[start Raw data]
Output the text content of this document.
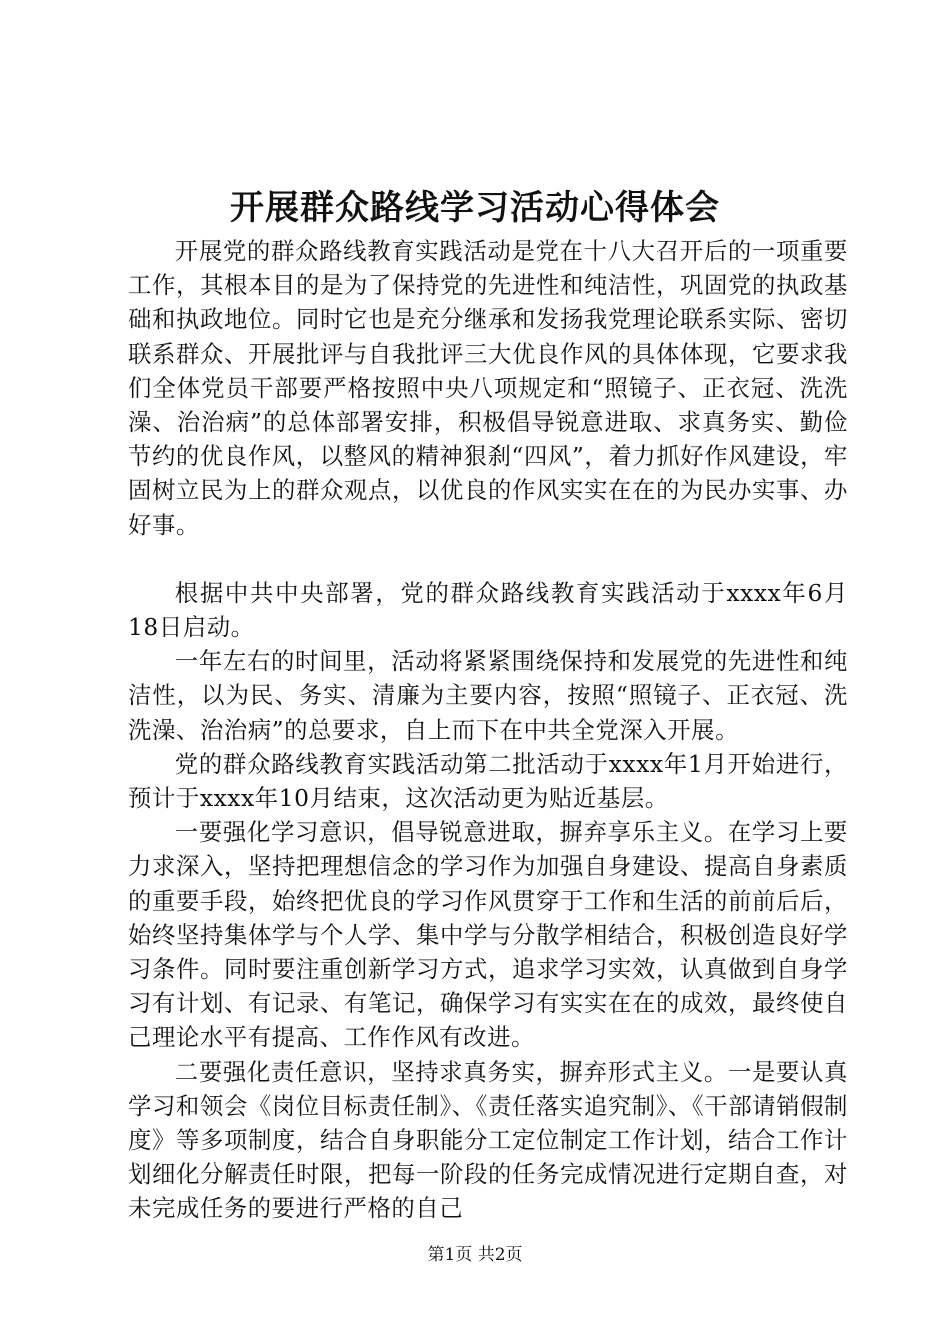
开展群众路线学习活动心得体会

开展党的群众路线教育实践活动是党在十八大召开后的一项重要工作，其根本目的是为了保持党的先进性和纯洁性，巩固党的执政基础和执政地位。同时它也是充分继承和发扬我党理论联系实际、密切联系群众、开展批评与自我批评三大优良作风的具体体现，它要求我们全体党员干部要严格按照中央八项规定和“照镜子、正衣冠、洗洗澡、治治病”的总体部署安排，积极倡导锐意进取、求真务实、勤俭节约的优良作风，以整风的精神狠刹“四风”，着力抓好作风建设，牢固树立民为上的群众观点，以优良的作风实实在在的为民办实事、办好事。

根据中共中央部署，党的群众路线教育实践活动于xxxx年6月18日启动。

一年左右的时间里，活动将紧紧围绕保持和发展党的先进性和纯洁性，以为民、务实、清廉为主要内容，按照“照镜子、正衣冠、洗洗澡、治治病”的总要求，自上而下在中共全党深入开展。

党的群众路线教育实践活动第二批活动于xxxx年1月开始进行，预计于xxxx年10月结束，这次活动更为贴近基层。

一要强化学习意识，倡导锐意进取，摒弃享乐主义。在学习上要力求深入，坚持把理想信念的学习作为加强自身建设、提高自身素质的重要手段，始终把优良的学习作风贯穿于工作和生活的前前后后，始终坚持集体学与个人学、集中学与分散学相结合，积极创造良好学习条件。同时要注重创新学习方式，追求学习实效，认真做到自身学习有计划、有记录、有笔记，确保学习有实实在在的成效，最终使自己理论水平有提高、工作作风有改进。

二要强化责任意识，坚持求真务实，摒弃形式主义。一是要认真学习和领会《岗位目标责任制》、《责任落实追究制》、《干部请销假制度》等多项制度，结合自身职能分工定位制定工作计划，结合工作计划细化分解责任时限，把每一阶段的任务完成情况进行定期自查，对未完成任务的要进行严格的自己

第1页 共2页
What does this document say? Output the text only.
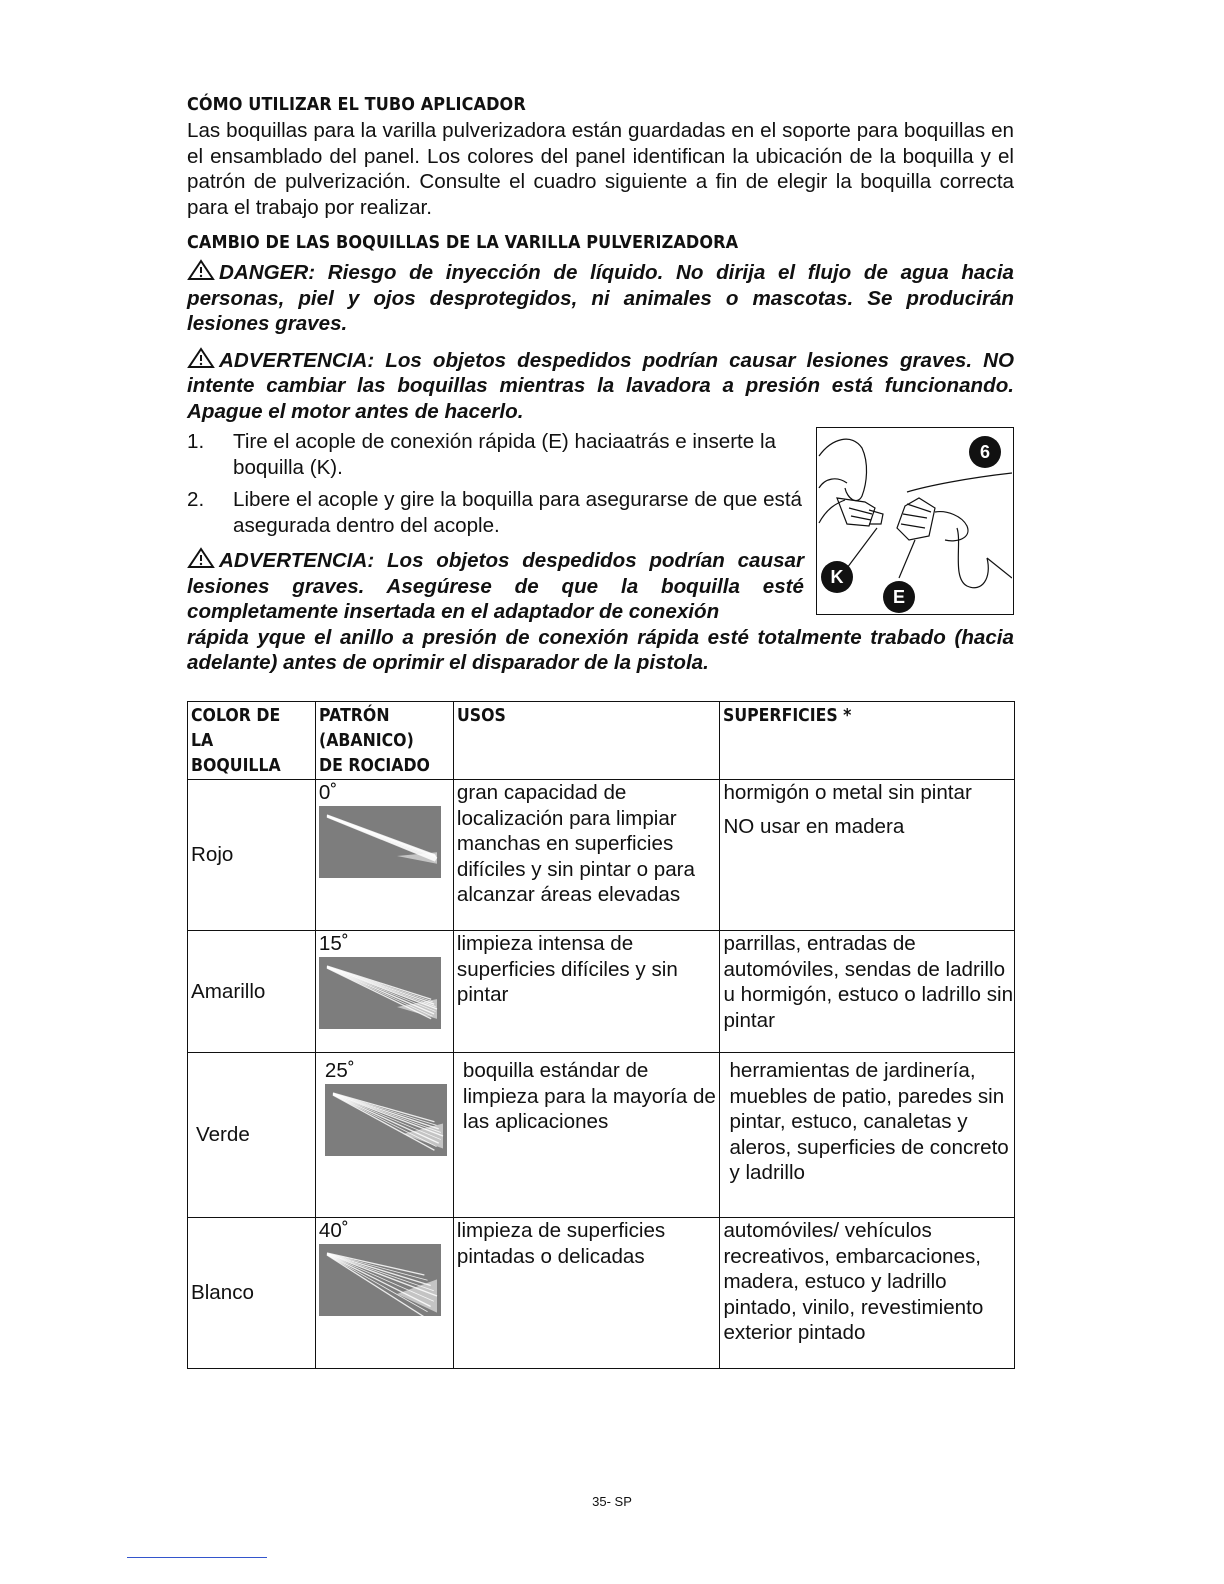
CÓMO UTILIZAR EL TUBO APLICADOR

Las boquillas para la varilla pulverizadora están guardadas en el soporte para boquillas en el ensamblado del panel. Los colores del panel identifican la ubicación de la boquilla y el patrón de pulverización. Consulte el cuadro siguiente a fin de elegir la boquilla correcta para el trabajo por realizar.

CAMBIO DE LAS BOQUILLAS DE LA VARILLA PULVERIZADORA

DANGER: Riesgo de inyección de líquido. No dirija el flujo de agua hacia personas, piel y ojos desprotegidos, ni animales o mascotas. Se producirán lesiones graves.

ADVERTENCIA: Los objetos despedidos podrían causar lesiones graves. NO intente cambiar las boquillas mientras la lavadora a presión está funcionando. Apague el motor antes de hacerlo.

1.	Tire el acople de conexión rápida (E) haciaatrás e inserte la boquilla (K).
2.	Libere el acople y gire la boquilla para asegurarse de que está asegurada dentro del acople.

ADVERTENCIA: Los objetos despedidos podrían causar lesiones graves. Asegúrese de que la boquilla esté completamente insertada en el adaptador de conexión

rápida yque el anillo a presión de conexión rápida esté totalmente trabado (hacia adelante) antes de oprimir el disparador de la pistola.

6
K
E
COLOR DE LA BOQUILLA	PATRÓN (ABANICO) DE ROCIADO	USOS	SUPERFICIES *
Rojo	0˚	gran capacidad de localización para limpiar manchas en superficies difíciles y sin pintar o para alcanzar áreas elevadas	hormigón o metal sin pintar
NO usar en madera

Amarillo	15˚	limpieza intensa de superficies difíciles y sin pintar	parrillas, entradas de automóviles, sendas de ladrillo u hormigón, estuco o ladrillo sin pintar
Verde	25˚	boquilla estándar de limpieza para la mayoría de las aplicaciones	herramientas de jardinería, muebles de patio, paredes sin pintar, estuco, canaletas y aleros, superficies de concreto y ladrillo
Blanco	40˚	limpieza de superficies pintadas o delicadas	automóviles/ vehículos recreativos, embarcaciones, madera, estuco y ladrillo pintado, vinilo, revestimiento exterior pintado
35- SP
[end Raw data]
» **Exercise aim**: All lines above with "hormigón" in them should be returned.

» **Solved problem**:
Rojo	0˚	gran capacidad de localización para limpiar manchas en superficies difíciles y sin pintar o para alcanzar áreas elevadas	hormigón o metal sin pintar
Amarillo	15˚	limpieza intensa de superficies difíciles y sin pintar	parrillas, entradas de automóviles, sendas de ladrillo u hormigón, estuco o ladrillo sin pintar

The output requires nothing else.